* **EXERCISE PROMPT**: Reproduce every line of the material below, requests included, but shift each box coordinate in the answers up by 56. Leave the pictures out of your version.

— BEGIN —

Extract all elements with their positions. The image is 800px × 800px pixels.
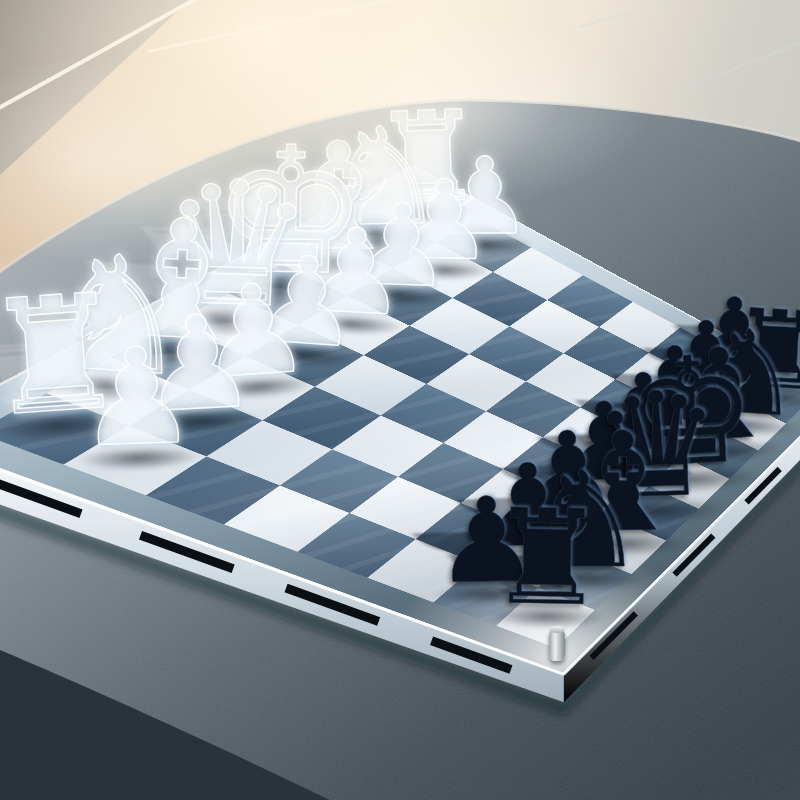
black-rook-a8[interactable]: ♜♜ <box>487 491 607 624</box>
metal-peg <box>549 629 565 661</box>
piece-glyph: ♜ <box>487 491 607 624</box>
white-pawn-a2[interactable]: ♟♟ <box>75 330 199 468</box>
piece-glyph: ♟ <box>75 330 199 468</box>
photo-scene: ♜♜♞♞♝♝♛♛♚♚♝♝♞♞♜♜♟♟♟♟♟♟♟♟♟♟♟♟♟♟♟♟♟♟♟♟♟♟♟♟… <box>0 0 800 800</box>
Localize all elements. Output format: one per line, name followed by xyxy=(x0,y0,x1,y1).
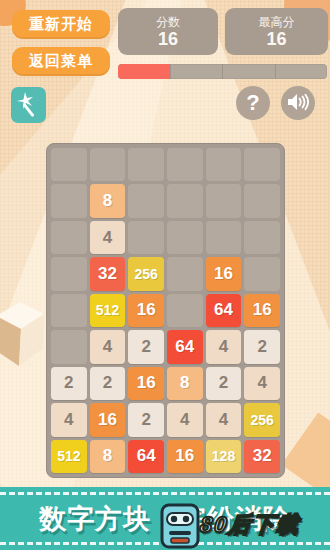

— END —

* **RESPONSE TO THE EXERCISE**:
Extract all elements with their positions. The image is 800px × 800px pixels.
black-rook-a8[interactable]: ♜♜ <box>543 547 663 680</box>
metal-peg <box>605 685 621 717</box>
piece-glyph: ♜ <box>543 547 663 680</box>
white-pawn-a2[interactable]: ♟♟ <box>131 386 255 524</box>
piece-glyph: ♟ <box>131 386 255 524</box>
photo-scene: ♜♜♞♞♝♝♛♛♚♚♝♝♞♞♜♜♟♟♟♟♟♟♟♟♟♟♟♟♟♟♟♟♟♟♟♟♟♟♟♟… <box>56 56 856 856</box>
Localize all elements. Output format: one per line, name followed by xyxy=(x0,y0,x1,y1).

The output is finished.